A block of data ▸
-=-=-=-=-

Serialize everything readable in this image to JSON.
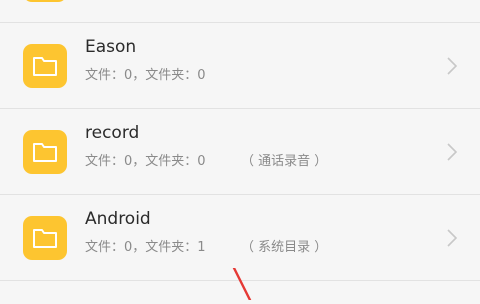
{
  "folders": [
    {
      "name": "",
      "meta": "",
      "tag": ""
    },
    {
      "name": "Eason",
      "meta": "文件：0，文件夹：0",
      "tag": ""
    },
    {
      "name": "record",
      "meta": "文件：0，文件夹：0",
      "tag": "（ 通话录音 ）"
    },
    {
      "name": "Android",
      "meta": "文件：0，文件夹：1",
      "tag": "（ 系统目录 ）"
    }
  ],
  "icons": {
    "folder": "folder-icon",
    "chevron": "chevron-right-icon",
    "pointer": "red-pointer-mark"
  },
  "colors": {
    "folder_accent": "#fdc530",
    "pointer": "#e53935"
  }
}
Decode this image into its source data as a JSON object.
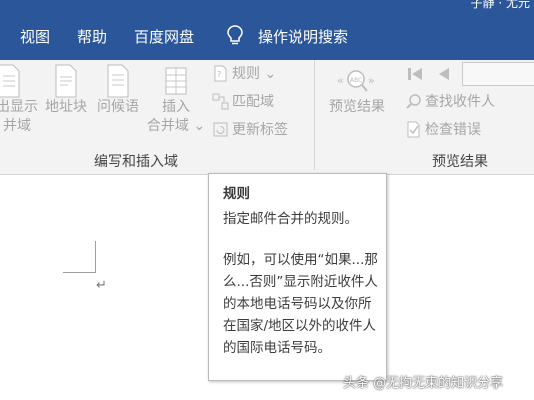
{
  "titlebar": {
    "user_fragment": "子静 · 尤元"
  },
  "menu": {
    "items": [
      "视图",
      "帮助",
      "百度网盘"
    ],
    "search_label": "操作说明搜索"
  },
  "ribbon": {
    "group1": {
      "buttons": [
        {
          "line1": "出显示",
          "line2": "并域"
        },
        {
          "line1": "地址块"
        },
        {
          "line1": "问候语"
        },
        {
          "line1": "插入",
          "line2": "合并域 ⌄"
        }
      ],
      "small_buttons": [
        "规则 ⌄",
        "匹配域",
        "更新标签"
      ],
      "label": "编写和插入域"
    },
    "group2": {
      "preview_button": "预览结果",
      "small_buttons": [
        "查找收件人",
        "检查错误"
      ],
      "label": "预览结果"
    }
  },
  "tooltip": {
    "title": "规则",
    "description": "指定邮件合并的规则。",
    "example": "例如，可以使用“如果...那么...否则”显示附近收件人的本地电话号码以及你所在国家/地区以外的收件人的国际电话号码。"
  },
  "document": {
    "paragraph_mark": "↵"
  },
  "watermark": "头条 @无拘无束的知识分享",
  "colors": {
    "accent": "#2b579a",
    "ribbon_bg": "#f3f3f3",
    "disabled_text": "#a6a6a6"
  }
}
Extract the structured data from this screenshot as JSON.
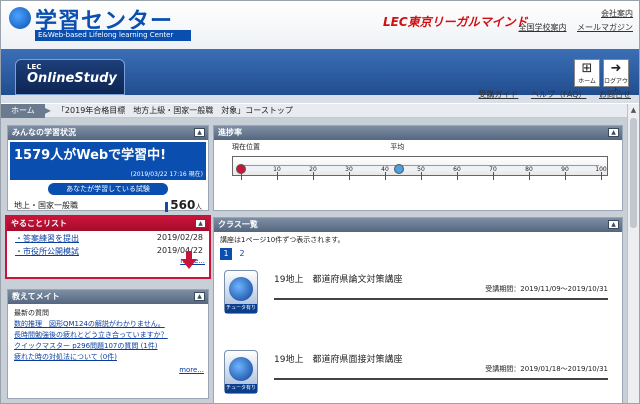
{
  "header": {
    "logo_title": "学習センター",
    "logo_subtitle": "E&Web-based Lifelong learning Center",
    "lec_logo": "LEC東京リーガルマインド",
    "links_row1": [
      "会社案内"
    ],
    "links_row2": [
      "全国学校案内",
      "メールマガジン"
    ]
  },
  "nav": {
    "brand_small": "LEC",
    "brand": "OnlineStudy",
    "home_label": "ホーム",
    "logout_label": "ログアウト",
    "help_links": [
      "受講ガイド",
      "ヘルプ（FAQ）",
      "お問合せ"
    ]
  },
  "breadcrumb": {
    "home": "ホーム",
    "current": "「2019年合格目標　地方上級・国家一般職　対象」コーストップ"
  },
  "status_panel": {
    "title": "みんなの学習状況",
    "learning_count": "1579",
    "learning_suffix": "人がWebで学習中!",
    "as_of": "(2019/03/22 17:16 現在)",
    "your_test_label": "あなたが学習している試験",
    "course_name": "地上・国家一般職",
    "course_count": "560",
    "course_unit": "人"
  },
  "todo_panel": {
    "title": "やることリスト",
    "items": [
      {
        "label": "・答案練習を提出",
        "date": "2019/02/28"
      },
      {
        "label": "・市役所公開模試",
        "date": "2019/04/22"
      }
    ],
    "more": "more..."
  },
  "qa_panel": {
    "title": "教えてメイト",
    "recent_label": "最新の質問",
    "items": [
      "数的推理　図形QM124の解説がわかりません。",
      "長時間勉強後の疲れとどう立き合っていますか？",
      "クイックマスター p296問題107の質問 (1件)",
      "疲れた時の対処法について (0件)"
    ],
    "more": "more..."
  },
  "progress_panel": {
    "title": "進捗率",
    "current_label": "現在位置",
    "average_label": "平均",
    "ticks": [
      "0",
      "10",
      "20",
      "30",
      "40",
      "50",
      "60",
      "70",
      "80",
      "90",
      "100"
    ],
    "current_value": 0,
    "average_value": 44
  },
  "class_panel": {
    "title": "クラス一覧",
    "info": "講座は1ページ10件ずつ表示されます。",
    "pages": [
      "1",
      "2"
    ],
    "icon_tag": "チュータ有り",
    "items": [
      {
        "title": "19地上　都道府県論文対策講座",
        "period": "受講期間：2019/11/09〜2019/10/31"
      },
      {
        "title": "19地上　都道府県面接対策講座",
        "period": "受講期間：2019/01/18〜2019/10/31"
      }
    ]
  },
  "colors": {
    "brand_blue": "#0a4fb0",
    "alert_red": "#c9143a",
    "panel_header": "#55677f"
  }
}
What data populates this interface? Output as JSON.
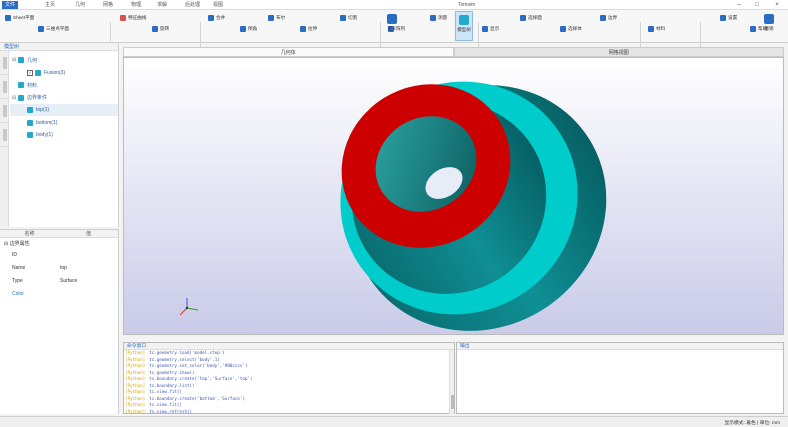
{
  "window": {
    "title": "Tomsim",
    "menu_tabs": [
      "文件",
      "主页",
      "几何",
      "网格",
      "物理",
      "求解",
      "后处理",
      "视图"
    ],
    "active_tab_index": 0,
    "controls": {
      "minimize": "–",
      "maximize": "□",
      "close": "×"
    }
  },
  "ribbon": {
    "items": [
      {
        "label": "Sheet平面",
        "icon": "sheet-icon",
        "color": "#2b6cc4"
      },
      {
        "label": "三维点平面",
        "icon": "point-plane-icon",
        "color": "#2b6cc4"
      },
      {
        "label": "特征曲线",
        "icon": "curve-icon",
        "color": "#d9534f"
      },
      {
        "label": "旋转",
        "icon": "rotate-icon",
        "color": "#2b6cc4"
      },
      {
        "label": "合并",
        "icon": "merge-icon",
        "color": "#2b6cc4"
      },
      {
        "label": "倒角",
        "icon": "chamfer-icon",
        "color": "#2b6cc4"
      },
      {
        "label": "布尔",
        "icon": "boolean-icon",
        "color": "#2b6cc4"
      },
      {
        "label": "拉伸",
        "icon": "extrude-icon",
        "color": "#2b6cc4"
      },
      {
        "label": "切割",
        "icon": "cut-icon",
        "color": "#2b6cc4"
      },
      {
        "label": "阵列",
        "icon": "array-icon",
        "color": "#2b6cc4"
      },
      {
        "label": "测量",
        "icon": "measure-icon",
        "color": "#2b6cc4"
      },
      {
        "label": "显示",
        "icon": "display-icon",
        "color": "#2b6cc4"
      },
      {
        "label": "选择面",
        "icon": "select-face-icon",
        "color": "#2b6cc4"
      },
      {
        "label": "选择体",
        "icon": "select-body-icon",
        "color": "#2b6cc4"
      },
      {
        "label": "边界",
        "icon": "boundary-icon",
        "color": "#2b6cc4"
      },
      {
        "label": "材料",
        "icon": "material-icon",
        "color": "#2b6cc4"
      },
      {
        "label": "设置",
        "icon": "settings-icon",
        "color": "#2b6cc4"
      },
      {
        "label": "帮助",
        "icon": "help-icon",
        "color": "#2b6cc4"
      }
    ],
    "big_buttons": [
      {
        "label": "定义",
        "icon": "define-icon",
        "color": "#2b6cc4"
      },
      {
        "label": "模型树",
        "icon": "model-tree-icon",
        "color": "#23a9c9"
      },
      {
        "label": "撤销",
        "icon": "undo-icon",
        "color": "#2b6cc4"
      }
    ]
  },
  "model_tree": {
    "header": "模型树",
    "rows": [
      {
        "label": "几何",
        "twisty": "⊟",
        "checkbox": false,
        "cube": true,
        "level": 0
      },
      {
        "label": "Fusion(3)",
        "twisty": "",
        "checkbox": true,
        "cube": true,
        "level": 1
      },
      {
        "label": "材料",
        "twisty": "",
        "checkbox": false,
        "cube": true,
        "level": 0
      },
      {
        "label": "边界条件",
        "twisty": "⊟",
        "checkbox": false,
        "cube": true,
        "level": 0
      },
      {
        "label": "top(1)",
        "twisty": "",
        "checkbox": false,
        "cube": true,
        "level": 1,
        "selected": true
      },
      {
        "label": "bottom(1)",
        "twisty": "",
        "checkbox": false,
        "cube": true,
        "level": 1
      },
      {
        "label": "body(1)",
        "twisty": "",
        "checkbox": false,
        "cube": true,
        "level": 1
      }
    ]
  },
  "properties": {
    "header_name": "名称",
    "header_value": "值",
    "group": "⊟ 边界属性",
    "rows": [
      {
        "label": "ID",
        "value": ""
      },
      {
        "label": "Name",
        "value": "top"
      },
      {
        "label": "Type",
        "value": "Surface"
      },
      {
        "label": "Color",
        "value": ""
      }
    ]
  },
  "viewport": {
    "tabs": [
      "几何体",
      "网格视图"
    ],
    "active_tab_index": 0,
    "model_colors": {
      "top_face": "#cc0000",
      "flange_face": "#00cccc",
      "body_side": "#008b8b"
    }
  },
  "console": {
    "header": "命令窗口",
    "lines": [
      {
        "tag": "[Python]",
        "msg": "tc.geometry.load('model.step')"
      },
      {
        "tag": "[Python]",
        "msg": "tc.geometry.select('body',1)"
      },
      {
        "tag": "[Python]",
        "msg": "tc.geometry.set_color('body','#00cccc')"
      },
      {
        "tag": "[Python]",
        "msg": "tc.geometry.show()"
      },
      {
        "tag": "[Python]",
        "msg": "tc.boundary.create('top','Surface','top')"
      },
      {
        "tag": "[Python]",
        "msg": "tc.boundary.list()"
      },
      {
        "tag": "[Python]",
        "msg": "tc.view.fit()"
      },
      {
        "tag": "[Python]",
        "msg": "tc.boundary.create('bottom','Surface')"
      },
      {
        "tag": "[Python]",
        "msg": "tc.view.fit()"
      },
      {
        "tag": "[Python]",
        "msg": "tc.view.refresh()"
      }
    ]
  },
  "output": {
    "header": "输出"
  },
  "status": {
    "text": "显示模式: 着色 | 单位: mm"
  }
}
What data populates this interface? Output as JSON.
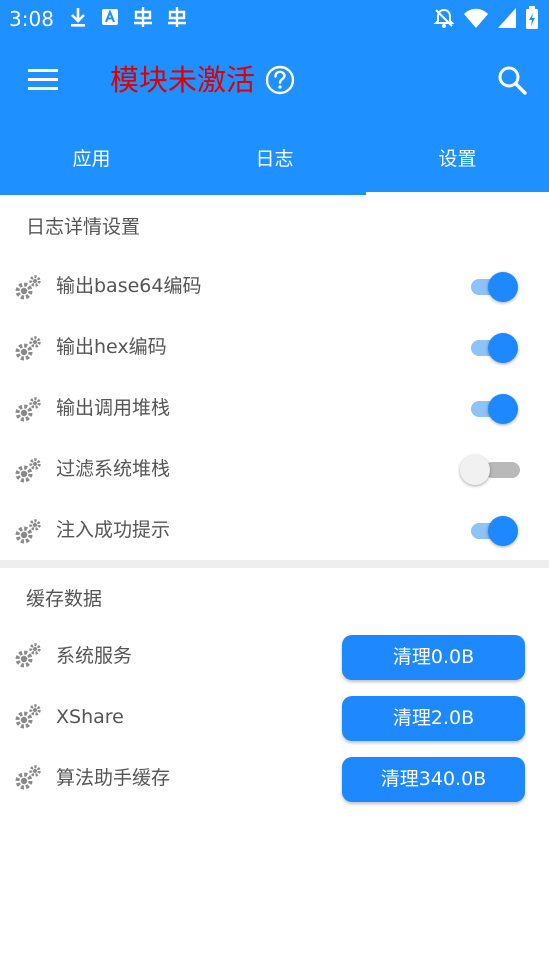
{
  "status_bar": {
    "time": "3:08",
    "left_icons": [
      "download-icon",
      "app-icon",
      "bug-icon",
      "bug-icon"
    ],
    "right_icons": [
      "bell-off-icon",
      "wifi-icon",
      "signal-icon",
      "battery-icon"
    ]
  },
  "app_bar": {
    "title": "模块未激活",
    "title_color": "#e00000",
    "background": "#1e90ff"
  },
  "tabs": [
    {
      "label": "应用",
      "active": false
    },
    {
      "label": "日志",
      "active": false
    },
    {
      "label": "设置",
      "active": true
    }
  ],
  "log_settings": {
    "title": "日志详情设置",
    "items": [
      {
        "label": "输出base64编码",
        "enabled": true
      },
      {
        "label": "输出hex编码",
        "enabled": true
      },
      {
        "label": "输出调用堆栈",
        "enabled": true
      },
      {
        "label": "过滤系统堆栈",
        "enabled": false
      },
      {
        "label": "注入成功提示",
        "enabled": true
      }
    ]
  },
  "cache": {
    "title": "缓存数据",
    "items": [
      {
        "label": "系统服务",
        "button": "清理0.0B"
      },
      {
        "label": "XShare",
        "button": "清理2.0B"
      },
      {
        "label": "算法助手缓存",
        "button": "清理340.0B"
      }
    ]
  },
  "colors": {
    "accent": "#1e88ff",
    "switch_track_on": "#8dc3f7"
  }
}
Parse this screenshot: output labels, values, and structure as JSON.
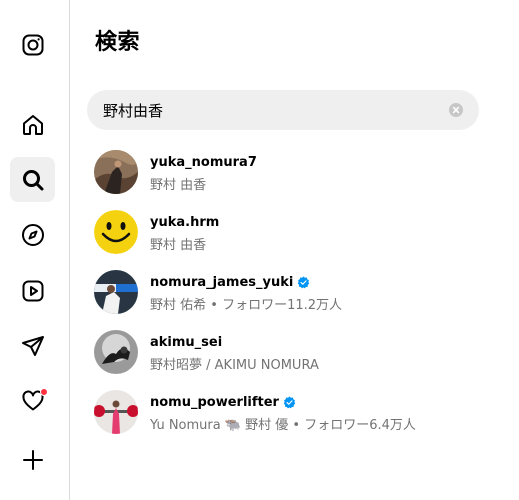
{
  "panel": {
    "title": "検索"
  },
  "search": {
    "value": "野村由香"
  },
  "results": [
    {
      "username": "yuka_nomura7",
      "subtitle": "野村 由香",
      "verified": false
    },
    {
      "username": "yuka.hrm",
      "subtitle": "野村 由香",
      "verified": false
    },
    {
      "username": "nomura_james_yuki",
      "subtitle": "野村 佑希 • フォロワー11.2万人",
      "verified": true
    },
    {
      "username": "akimu_sei",
      "subtitle": "野村昭夢 / AKIMU NOMURA",
      "verified": false
    },
    {
      "username": "nomu_powerlifter",
      "subtitle": "Yu Nomura 🐃 野村 優 • フォロワー6.4万人",
      "verified": true
    }
  ],
  "nav": [
    {
      "name": "instagram-logo-icon"
    },
    {
      "name": "home-icon"
    },
    {
      "name": "search-icon"
    },
    {
      "name": "explore-compass-icon"
    },
    {
      "name": "reels-icon"
    },
    {
      "name": "messages-send-icon"
    },
    {
      "name": "notifications-heart-icon"
    },
    {
      "name": "create-plus-icon"
    }
  ],
  "colors": {
    "verified": "#0095f6",
    "notification": "#ff3040",
    "secondary_text": "#737373"
  }
}
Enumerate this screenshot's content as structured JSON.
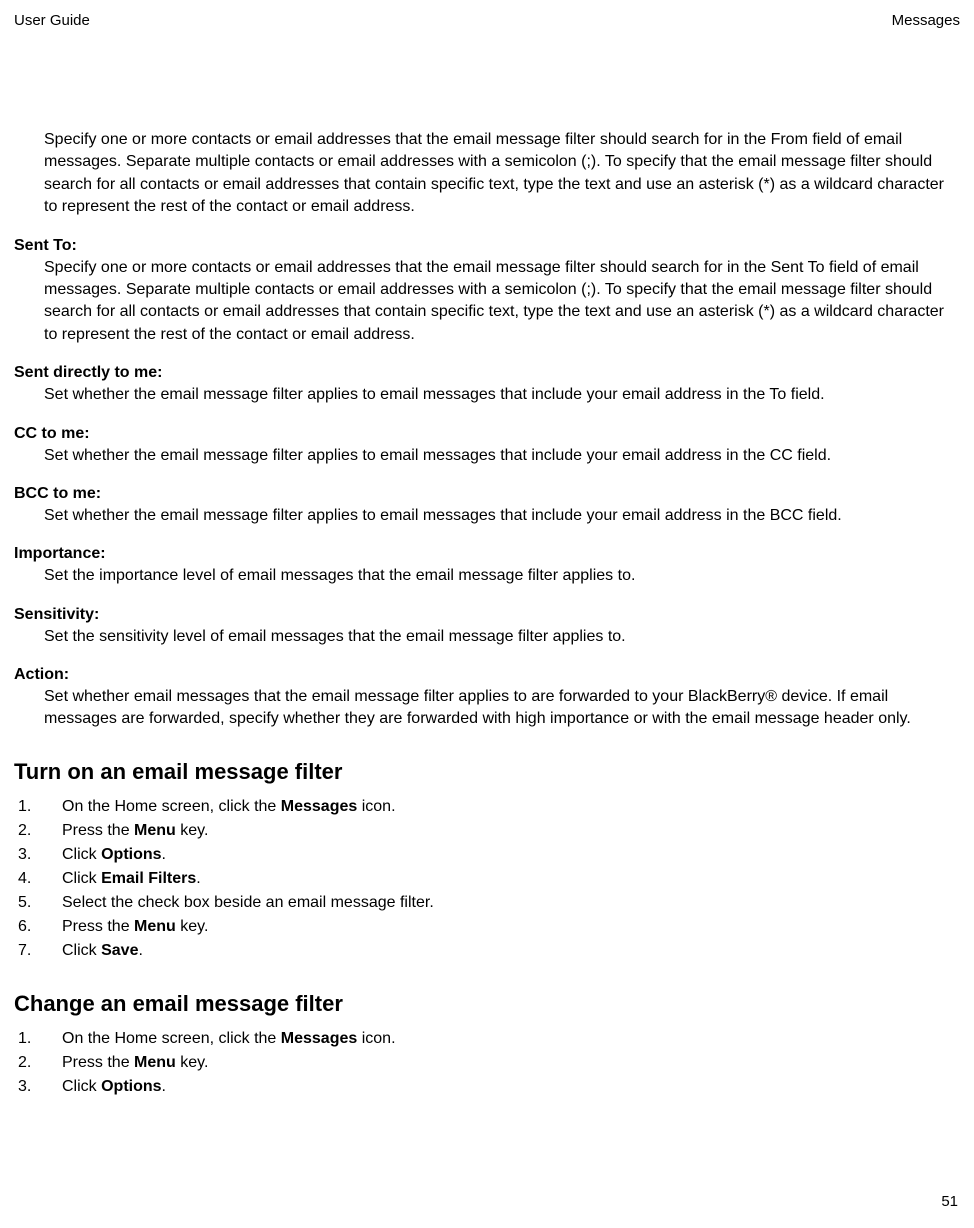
{
  "header": {
    "left": "User Guide",
    "right": "Messages"
  },
  "intro": "Specify one or more contacts or email addresses that the email message filter should search for in the From field of email messages. Separate multiple contacts or email addresses with a semicolon (;). To specify that the email message filter should search for all contacts or email addresses that contain specific text, type the text and use an asterisk (*) as a wildcard character to represent the rest of the contact or email address.",
  "terms": [
    {
      "label": "Sent To:",
      "desc": "Specify one or more contacts or email addresses that the email message filter should search for in the Sent To field of email messages. Separate multiple contacts or email addresses with a semicolon (;). To specify that the email message filter should search for all contacts or email addresses that contain specific text, type the text and use an asterisk (*) as a wildcard character to represent the rest of the contact or email address."
    },
    {
      "label": "Sent directly to me:",
      "desc": "Set whether the email message filter applies to email messages that include your email address in the To field."
    },
    {
      "label": "CC to me:",
      "desc": "Set whether the email message filter applies to email messages that include your email address in the CC field."
    },
    {
      "label": "BCC to me:",
      "desc": "Set whether the email message filter applies to email messages that include your email address in the BCC field."
    },
    {
      "label": "Importance:",
      "desc": "Set the importance level of email messages that the email message filter applies to."
    },
    {
      "label": "Sensitivity:",
      "desc": "Set the sensitivity level of email messages that the email message filter applies to."
    },
    {
      "label": "Action:",
      "desc": "Set whether email messages that the email message filter applies to are forwarded to your BlackBerry® device. If email messages are forwarded, specify whether they are forwarded with high importance or with the email message header only."
    }
  ],
  "section1": {
    "heading": "Turn on an email message filter",
    "steps": [
      {
        "pre": "On the Home screen, click the ",
        "bold": "Messages",
        "post": " icon."
      },
      {
        "pre": "Press the ",
        "bold": "Menu",
        "post": " key."
      },
      {
        "pre": "Click ",
        "bold": "Options",
        "post": "."
      },
      {
        "pre": "Click ",
        "bold": "Email Filters",
        "post": "."
      },
      {
        "pre": "Select the check box beside an email message filter.",
        "bold": "",
        "post": ""
      },
      {
        "pre": "Press the ",
        "bold": "Menu",
        "post": " key."
      },
      {
        "pre": "Click ",
        "bold": "Save",
        "post": "."
      }
    ]
  },
  "section2": {
    "heading": "Change an email message filter",
    "steps": [
      {
        "pre": "On the Home screen, click the ",
        "bold": "Messages",
        "post": " icon."
      },
      {
        "pre": "Press the ",
        "bold": "Menu",
        "post": " key."
      },
      {
        "pre": "Click ",
        "bold": "Options",
        "post": "."
      }
    ]
  },
  "pageNumber": "51"
}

-=-=-=-=-

Keep only those lines of the records that hold "bottom", and return them.

Exercise output ▸
        "label": "bottom(1)",
        "msg": "tc.boundary.create('bottom','Surface')"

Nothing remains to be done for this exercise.